» Given information:
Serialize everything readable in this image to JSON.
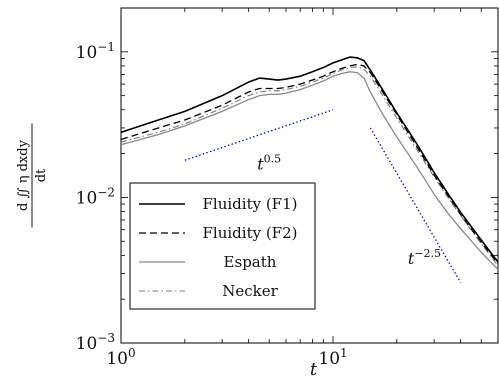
{
  "chart_data": {
    "type": "line",
    "xscale": "log",
    "yscale": "log",
    "xlim": [
      1,
      60
    ],
    "ylim": [
      0.001,
      0.2
    ],
    "xlabel": "t",
    "ylabel": "d ∬ η dxdy / dt",
    "xticks": [
      {
        "value": 1,
        "base": "10",
        "exp": "0"
      },
      {
        "value": 10,
        "base": "10",
        "exp": "1"
      }
    ],
    "yticks": [
      {
        "value": 0.001,
        "base": "10",
        "exp": "−3"
      },
      {
        "value": 0.01,
        "base": "10",
        "exp": "−2"
      },
      {
        "value": 0.1,
        "base": "10",
        "exp": "−1"
      }
    ],
    "legend_position": "bottom-left",
    "series": [
      {
        "name": "Fluidity (F1)",
        "color": "#000000",
        "dash": "solid",
        "width": 1.6,
        "x": [
          1,
          1.5,
          2,
          3,
          4,
          4.5,
          5,
          5.5,
          6,
          7,
          8,
          9,
          10,
          11,
          12,
          13,
          14,
          15,
          17,
          20,
          25,
          30,
          35,
          40,
          50,
          60
        ],
        "y": [
          0.028,
          0.034,
          0.039,
          0.05,
          0.062,
          0.066,
          0.065,
          0.064,
          0.065,
          0.068,
          0.073,
          0.078,
          0.084,
          0.088,
          0.092,
          0.091,
          0.087,
          0.075,
          0.056,
          0.038,
          0.023,
          0.0148,
          0.0105,
          0.0079,
          0.0051,
          0.0036
        ]
      },
      {
        "name": "Fluidity (F2)",
        "color": "#000000",
        "dash": "dashed",
        "width": 1.3,
        "x": [
          1,
          1.5,
          2,
          3,
          4,
          4.5,
          5,
          5.5,
          6,
          7,
          8,
          9,
          10,
          11,
          12,
          13,
          14,
          15,
          17,
          20,
          25,
          30,
          35,
          40,
          50,
          60
        ],
        "y": [
          0.025,
          0.03,
          0.034,
          0.043,
          0.053,
          0.056,
          0.056,
          0.056,
          0.057,
          0.06,
          0.064,
          0.068,
          0.073,
          0.077,
          0.08,
          0.082,
          0.08,
          0.072,
          0.054,
          0.037,
          0.022,
          0.0142,
          0.0101,
          0.0076,
          0.0049,
          0.0035
        ]
      },
      {
        "name": "Espath",
        "color": "#888888",
        "dash": "solid",
        "width": 1.3,
        "x": [
          1,
          1.5,
          2,
          3,
          4,
          4.5,
          5,
          5.5,
          6,
          7,
          8,
          9,
          10,
          11,
          12,
          13,
          14,
          15,
          17,
          20,
          25,
          30,
          35,
          40,
          50,
          60
        ],
        "y": [
          0.023,
          0.027,
          0.031,
          0.039,
          0.047,
          0.05,
          0.051,
          0.051,
          0.052,
          0.055,
          0.059,
          0.063,
          0.068,
          0.071,
          0.073,
          0.072,
          0.066,
          0.053,
          0.038,
          0.026,
          0.016,
          0.0105,
          0.0077,
          0.0061,
          0.0042,
          0.0032
        ]
      },
      {
        "name": "Necker",
        "color": "#777777",
        "dash": "dashdot",
        "width": 1.1,
        "x": [
          1,
          1.5,
          2,
          3,
          4,
          4.5,
          5,
          5.5,
          6,
          7,
          8,
          9,
          10,
          11,
          12,
          13,
          14,
          15,
          17,
          20,
          25,
          30,
          35,
          40,
          50,
          60
        ],
        "y": [
          0.024,
          0.028,
          0.032,
          0.041,
          0.05,
          0.053,
          0.054,
          0.054,
          0.055,
          0.058,
          0.062,
          0.066,
          0.071,
          0.075,
          0.078,
          0.079,
          0.076,
          0.068,
          0.051,
          0.035,
          0.021,
          0.0138,
          0.0099,
          0.0075,
          0.0048,
          0.0034
        ]
      }
    ],
    "annotations": [
      {
        "label_base": "t",
        "label_exp": "0.5",
        "style": "dotted",
        "color": "#0000cc",
        "x": [
          2,
          10
        ],
        "y": [
          0.018,
          0.04
        ],
        "label_x": 5.0,
        "label_y": 0.0155
      },
      {
        "label_base": "t",
        "label_exp": "−2.5",
        "style": "dotted",
        "color": "#0000cc",
        "x": [
          15,
          40
        ],
        "y": [
          0.03,
          0.0026
        ],
        "label_x": 27,
        "label_y": 0.0035
      }
    ]
  }
}
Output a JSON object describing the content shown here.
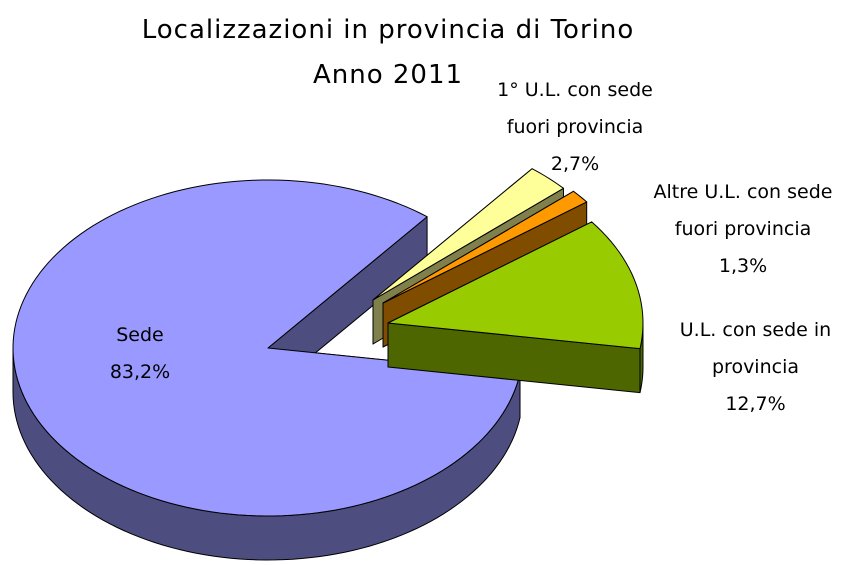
{
  "chart_data": {
    "type": "pie",
    "title": "Localizzazioni in provincia di Torino",
    "subtitle": "Anno 2011",
    "categories": [
      "Sede",
      "U.L. con sede in provincia",
      "Altre U.L. con sede fuori provincia",
      "1° U.L. con sede fuori provincia"
    ],
    "values": [
      83.2,
      12.7,
      1.3,
      2.7
    ],
    "value_labels": [
      "83,2%",
      "12,7%",
      "1,3%",
      "2,7%"
    ],
    "colors": [
      "#9999ff",
      "#99cc00",
      "#ff9900",
      "#ffff99"
    ]
  }
}
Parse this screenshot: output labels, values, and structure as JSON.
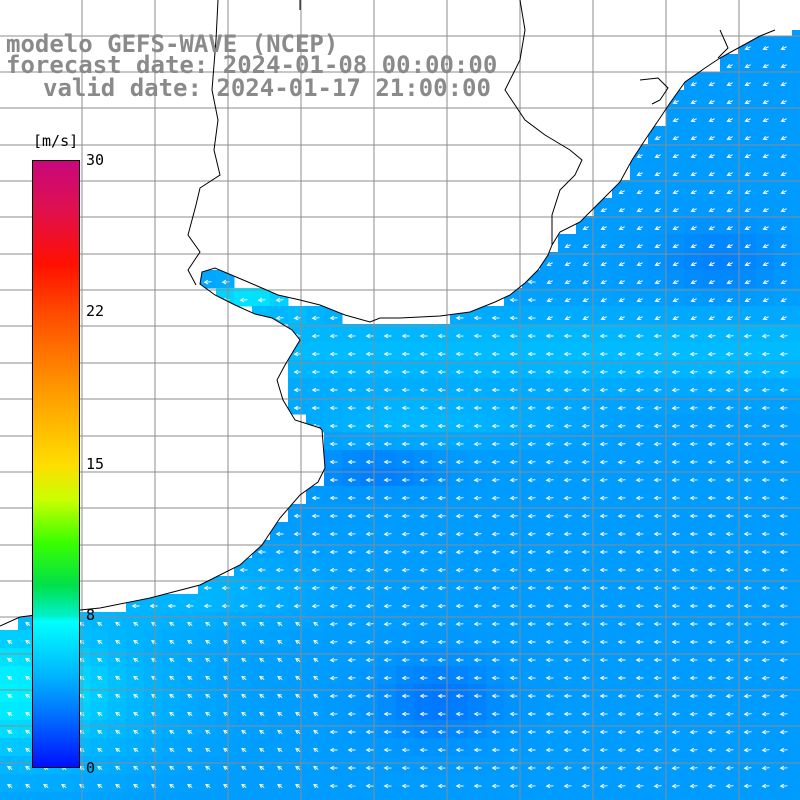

» What to do: Copy all lines above containing the string "fuori".

» Solution to this exercise:
      "Altre U.L. con sede fuori provincia",
      "1° U.L. con sede fuori provincia"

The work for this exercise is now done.